:: Try it ::
All entries should be printed precisely as written.

:: Material provided ::
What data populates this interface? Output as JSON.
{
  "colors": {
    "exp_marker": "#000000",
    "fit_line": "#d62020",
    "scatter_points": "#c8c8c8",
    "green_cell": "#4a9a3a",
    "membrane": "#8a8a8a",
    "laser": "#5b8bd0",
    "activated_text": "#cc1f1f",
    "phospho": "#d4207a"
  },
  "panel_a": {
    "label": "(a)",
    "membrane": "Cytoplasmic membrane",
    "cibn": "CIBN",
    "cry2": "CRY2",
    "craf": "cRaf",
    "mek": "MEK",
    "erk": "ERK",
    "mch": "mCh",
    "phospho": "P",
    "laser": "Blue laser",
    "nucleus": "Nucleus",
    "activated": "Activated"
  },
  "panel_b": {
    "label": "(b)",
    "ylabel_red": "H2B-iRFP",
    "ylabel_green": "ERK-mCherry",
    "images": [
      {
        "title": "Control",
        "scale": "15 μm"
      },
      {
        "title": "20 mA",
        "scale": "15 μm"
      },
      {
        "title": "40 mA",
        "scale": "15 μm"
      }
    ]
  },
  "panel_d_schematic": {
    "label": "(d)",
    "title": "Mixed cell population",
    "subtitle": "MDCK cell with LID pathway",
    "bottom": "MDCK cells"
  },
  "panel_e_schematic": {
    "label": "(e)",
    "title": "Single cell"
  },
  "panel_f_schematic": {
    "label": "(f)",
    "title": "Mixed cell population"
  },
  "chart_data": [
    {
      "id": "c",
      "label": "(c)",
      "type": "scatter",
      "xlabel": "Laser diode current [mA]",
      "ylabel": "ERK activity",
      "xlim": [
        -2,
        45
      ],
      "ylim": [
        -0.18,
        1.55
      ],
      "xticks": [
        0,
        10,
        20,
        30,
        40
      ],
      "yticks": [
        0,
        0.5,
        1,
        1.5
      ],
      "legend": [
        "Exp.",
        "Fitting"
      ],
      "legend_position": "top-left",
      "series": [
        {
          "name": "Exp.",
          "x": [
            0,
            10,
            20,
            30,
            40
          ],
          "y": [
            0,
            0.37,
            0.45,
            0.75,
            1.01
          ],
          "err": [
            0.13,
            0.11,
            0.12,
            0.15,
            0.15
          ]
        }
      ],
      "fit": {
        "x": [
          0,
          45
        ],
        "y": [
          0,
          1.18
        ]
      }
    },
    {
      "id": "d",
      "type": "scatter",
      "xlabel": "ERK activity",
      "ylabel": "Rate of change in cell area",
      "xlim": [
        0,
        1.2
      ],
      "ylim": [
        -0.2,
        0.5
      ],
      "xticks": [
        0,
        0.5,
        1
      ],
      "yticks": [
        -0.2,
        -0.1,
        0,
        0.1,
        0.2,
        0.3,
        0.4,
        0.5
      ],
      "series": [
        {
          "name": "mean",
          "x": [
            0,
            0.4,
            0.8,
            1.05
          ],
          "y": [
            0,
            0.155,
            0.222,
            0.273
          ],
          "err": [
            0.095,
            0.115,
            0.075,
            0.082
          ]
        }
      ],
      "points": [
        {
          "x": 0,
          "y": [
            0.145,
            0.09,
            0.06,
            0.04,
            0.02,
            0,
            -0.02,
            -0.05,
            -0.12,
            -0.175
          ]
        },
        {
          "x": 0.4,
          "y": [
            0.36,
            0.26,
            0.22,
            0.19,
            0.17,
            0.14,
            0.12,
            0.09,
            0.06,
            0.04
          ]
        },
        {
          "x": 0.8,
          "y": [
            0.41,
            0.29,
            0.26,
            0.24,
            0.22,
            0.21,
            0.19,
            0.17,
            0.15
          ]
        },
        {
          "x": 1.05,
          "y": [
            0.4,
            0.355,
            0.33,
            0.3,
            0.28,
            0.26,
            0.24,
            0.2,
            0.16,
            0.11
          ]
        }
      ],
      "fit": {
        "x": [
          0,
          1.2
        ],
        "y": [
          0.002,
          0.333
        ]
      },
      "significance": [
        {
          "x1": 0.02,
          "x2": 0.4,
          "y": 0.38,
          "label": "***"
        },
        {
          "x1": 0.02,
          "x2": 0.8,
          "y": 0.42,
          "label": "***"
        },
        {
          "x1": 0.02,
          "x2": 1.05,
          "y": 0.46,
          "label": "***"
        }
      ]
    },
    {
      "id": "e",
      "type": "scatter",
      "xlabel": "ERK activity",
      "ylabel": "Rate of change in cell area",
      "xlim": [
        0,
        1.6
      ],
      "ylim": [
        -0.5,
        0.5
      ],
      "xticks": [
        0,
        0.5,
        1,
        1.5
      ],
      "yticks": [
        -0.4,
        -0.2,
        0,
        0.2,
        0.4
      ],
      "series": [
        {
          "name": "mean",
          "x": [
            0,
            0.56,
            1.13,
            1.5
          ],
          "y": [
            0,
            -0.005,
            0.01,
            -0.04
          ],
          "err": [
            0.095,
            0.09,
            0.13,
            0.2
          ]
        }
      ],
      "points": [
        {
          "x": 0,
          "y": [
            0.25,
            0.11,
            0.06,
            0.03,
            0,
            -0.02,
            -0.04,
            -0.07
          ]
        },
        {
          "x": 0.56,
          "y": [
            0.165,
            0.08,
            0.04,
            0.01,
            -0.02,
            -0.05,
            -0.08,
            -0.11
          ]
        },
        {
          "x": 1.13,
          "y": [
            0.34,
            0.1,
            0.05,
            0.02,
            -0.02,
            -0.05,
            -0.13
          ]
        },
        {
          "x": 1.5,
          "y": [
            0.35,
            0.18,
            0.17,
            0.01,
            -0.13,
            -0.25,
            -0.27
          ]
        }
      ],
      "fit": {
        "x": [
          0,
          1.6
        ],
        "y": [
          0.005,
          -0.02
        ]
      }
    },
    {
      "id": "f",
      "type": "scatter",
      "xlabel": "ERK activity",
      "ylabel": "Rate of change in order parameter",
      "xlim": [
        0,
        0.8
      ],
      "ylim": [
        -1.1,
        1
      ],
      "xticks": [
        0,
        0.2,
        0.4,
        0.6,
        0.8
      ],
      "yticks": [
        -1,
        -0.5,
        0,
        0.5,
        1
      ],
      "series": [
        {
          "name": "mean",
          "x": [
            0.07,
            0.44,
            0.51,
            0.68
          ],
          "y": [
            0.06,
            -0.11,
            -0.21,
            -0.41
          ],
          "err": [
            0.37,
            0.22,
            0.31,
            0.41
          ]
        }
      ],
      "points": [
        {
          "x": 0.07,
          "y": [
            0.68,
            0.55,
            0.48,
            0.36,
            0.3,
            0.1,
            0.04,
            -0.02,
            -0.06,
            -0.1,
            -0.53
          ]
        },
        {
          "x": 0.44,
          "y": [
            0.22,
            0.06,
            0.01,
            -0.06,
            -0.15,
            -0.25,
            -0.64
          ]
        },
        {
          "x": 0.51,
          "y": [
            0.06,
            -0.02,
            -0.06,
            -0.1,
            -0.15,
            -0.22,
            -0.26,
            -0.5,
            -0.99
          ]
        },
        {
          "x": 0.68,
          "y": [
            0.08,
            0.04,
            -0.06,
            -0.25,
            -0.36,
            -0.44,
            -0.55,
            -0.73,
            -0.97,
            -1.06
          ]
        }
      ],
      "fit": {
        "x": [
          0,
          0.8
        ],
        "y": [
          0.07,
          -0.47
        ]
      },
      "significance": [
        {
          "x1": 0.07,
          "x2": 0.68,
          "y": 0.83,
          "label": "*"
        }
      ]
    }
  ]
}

:: Output for this exercise ::
What data populates this interface? Output as JSON.
{
  "colors": {
    "exp_marker": "#000000",
    "fit_line": "#d62020",
    "scatter_points": "#c8c8c8",
    "green_cell": "#4a9a3a",
    "membrane": "#8a8a8a",
    "laser": "#5b8bd0",
    "activated_text": "#cc1f1f",
    "phospho": "#d4207a"
  },
  "panel_a": {
    "label": "(a)",
    "membrane": "Cytoplasmic membrane",
    "cibn": "CIBN",
    "cry2": "CRY2",
    "craf": "cRaf",
    "mek": "MEK",
    "erk": "ERK",
    "mch": "mCh",
    "phospho": "P",
    "laser": "Blue laser",
    "nucleus": "Nucleus",
    "activated": "Activated"
  },
  "panel_b": {
    "label": "(b)",
    "ylabel_red": "H2B-iRFP",
    "ylabel_green": "ERK-mCherry",
    "images": [
      {
        "title": "Control",
        "scale": "15 μm"
      },
      {
        "title": "20 mA",
        "scale": "15 μm"
      },
      {
        "title": "40 mA",
        "scale": "15 μm"
      }
    ]
  },
  "panel_d_schematic": {
    "label": "(d)",
    "title": "Mixed cell population",
    "subtitle": "MDCK cell with LID pathway",
    "bottom": "MDCK cells"
  },
  "panel_e_schematic": {
    "label": "(e)",
    "title": "Single cell"
  },
  "panel_f_schematic": {
    "label": "(f)",
    "title": "Mixed cell population"
  },
  "chart_data": [
    {
      "id": "c",
      "label": "(c)",
      "type": "scatter",
      "xlabel": "Laser diode current [mA]",
      "ylabel": "ERK activity",
      "xlim": [
        -2,
        45
      ],
      "ylim": [
        -0.18,
        1.55
      ],
      "xticks": [
        0,
        10,
        20,
        30,
        40
      ],
      "yticks": [
        0,
        0.5,
        1,
        1.5
      ],
      "legend": [
        "Exp.",
        "Fitting"
      ],
      "legend_position": "top-left",
      "series": [
        {
          "name": "Exp.",
          "x": [
            0,
            10,
            20,
            30,
            40
          ],
          "y": [
            0,
            0.37,
            0.45,
            0.75,
            1.01
          ],
          "err": [
            0.13,
            0.11,
            0.12,
            0.15,
            0.15
          ]
        }
      ],
      "fit": {
        "x": [
          0,
          45
        ],
        "y": [
          0,
          1.18
        ]
      }
    },
    {
      "id": "d",
      "type": "scatter",
      "xlabel": "ERK activity",
      "ylabel": "Rate of change in cell area",
      "xlim": [
        0,
        1.2
      ],
      "ylim": [
        -0.2,
        0.5
      ],
      "xticks": [
        0,
        0.5,
        1
      ],
      "yticks": [
        -0.2,
        -0.1,
        0,
        0.1,
        0.2,
        0.3,
        0.4,
        0.5
      ],
      "series": [
        {
          "name": "mean",
          "x": [
            0,
            0.4,
            0.8,
            1.05
          ],
          "y": [
            0,
            0.155,
            0.222,
            0.273
          ],
          "err": [
            0.095,
            0.115,
            0.075,
            0.082
          ]
        }
      ],
      "points": [
        {
          "x": 0,
          "y": [
            0.145,
            0.09,
            0.06,
            0.04,
            0.02,
            0,
            -0.02,
            -0.05,
            -0.12,
            -0.175
          ]
        },
        {
          "x": 0.4,
          "y": [
            0.36,
            0.26,
            0.22,
            0.19,
            0.17,
            0.14,
            0.12,
            0.09,
            0.06,
            0.04
          ]
        },
        {
          "x": 0.8,
          "y": [
            0.41,
            0.29,
            0.26,
            0.24,
            0.22,
            0.21,
            0.19,
            0.17,
            0.15
          ]
        },
        {
          "x": 1.05,
          "y": [
            0.4,
            0.355,
            0.33,
            0.3,
            0.28,
            0.26,
            0.24,
            0.2,
            0.16,
            0.11
          ]
        }
      ],
      "fit": {
        "x": [
          0,
          1.2
        ],
        "y": [
          0.002,
          0.333
        ]
      },
      "significance": [
        {
          "x1": 0.02,
          "x2": 0.4,
          "y": 0.38,
          "label": "***"
        },
        {
          "x1": 0.02,
          "x2": 0.8,
          "y": 0.42,
          "label": "***"
        },
        {
          "x1": 0.02,
          "x2": 1.05,
          "y": 0.46,
          "label": "***"
        }
      ]
    },
    {
      "id": "e",
      "type": "scatter",
      "xlabel": "ERK activity",
      "ylabel": "Rate of change in cell area",
      "xlim": [
        0,
        1.6
      ],
      "ylim": [
        -0.5,
        0.5
      ],
      "xticks": [
        0,
        0.5,
        1,
        1.5
      ],
      "yticks": [
        -0.4,
        -0.2,
        0,
        0.2,
        0.4
      ],
      "series": [
        {
          "name": "mean",
          "x": [
            0,
            0.56,
            1.13,
            1.5
          ],
          "y": [
            0,
            -0.005,
            0.01,
            -0.04
          ],
          "err": [
            0.095,
            0.09,
            0.13,
            0.2
          ]
        }
      ],
      "points": [
        {
          "x": 0,
          "y": [
            0.25,
            0.11,
            0.06,
            0.03,
            0,
            -0.02,
            -0.04,
            -0.07
          ]
        },
        {
          "x": 0.56,
          "y": [
            0.165,
            0.08,
            0.04,
            0.01,
            -0.02,
            -0.05,
            -0.08,
            -0.11
          ]
        },
        {
          "x": 1.13,
          "y": [
            0.34,
            0.1,
            0.05,
            0.02,
            -0.02,
            -0.05,
            -0.13
          ]
        },
        {
          "x": 1.5,
          "y": [
            0.35,
            0.18,
            0.17,
            0.01,
            -0.13,
            -0.25,
            -0.27
          ]
        }
      ],
      "fit": {
        "x": [
          0,
          1.6
        ],
        "y": [
          0.005,
          -0.02
        ]
      }
    },
    {
      "id": "f",
      "type": "scatter",
      "xlabel": "ERK activity",
      "ylabel": "Rate of change in order parameter",
      "xlim": [
        0,
        0.8
      ],
      "ylim": [
        -1.1,
        1
      ],
      "xticks": [
        0,
        0.2,
        0.4,
        0.6,
        0.8
      ],
      "yticks": [
        -1,
        -0.5,
        0,
        0.5,
        1
      ],
      "series": [
        {
          "name": "mean",
          "x": [
            0.07,
            0.44,
            0.51,
            0.68
          ],
          "y": [
            0.06,
            -0.11,
            -0.21,
            -0.41
          ],
          "err": [
            0.37,
            0.22,
            0.31,
            0.41
          ]
        }
      ],
      "points": [
        {
          "x": 0.07,
          "y": [
            0.68,
            0.55,
            0.48,
            0.36,
            0.3,
            0.1,
            0.04,
            -0.02,
            -0.06,
            -0.1,
            -0.53
          ]
        },
        {
          "x": 0.44,
          "y": [
            0.22,
            0.06,
            0.01,
            -0.06,
            -0.15,
            -0.25,
            -0.64
          ]
        },
        {
          "x": 0.51,
          "y": [
            0.06,
            -0.02,
            -0.06,
            -0.1,
            -0.15,
            -0.22,
            -0.26,
            -0.5,
            -0.99
          ]
        },
        {
          "x": 0.68,
          "y": [
            0.08,
            0.04,
            -0.06,
            -0.25,
            -0.36,
            -0.44,
            -0.55,
            -0.73,
            -0.97,
            -1.06
          ]
        }
      ],
      "fit": {
        "x": [
          0,
          0.8
        ],
        "y": [
          0.07,
          -0.47
        ]
      },
      "significance": [
        {
          "x1": 0.07,
          "x2": 0.68,
          "y": 0.83,
          "label": "*"
        }
      ]
    }
  ]
}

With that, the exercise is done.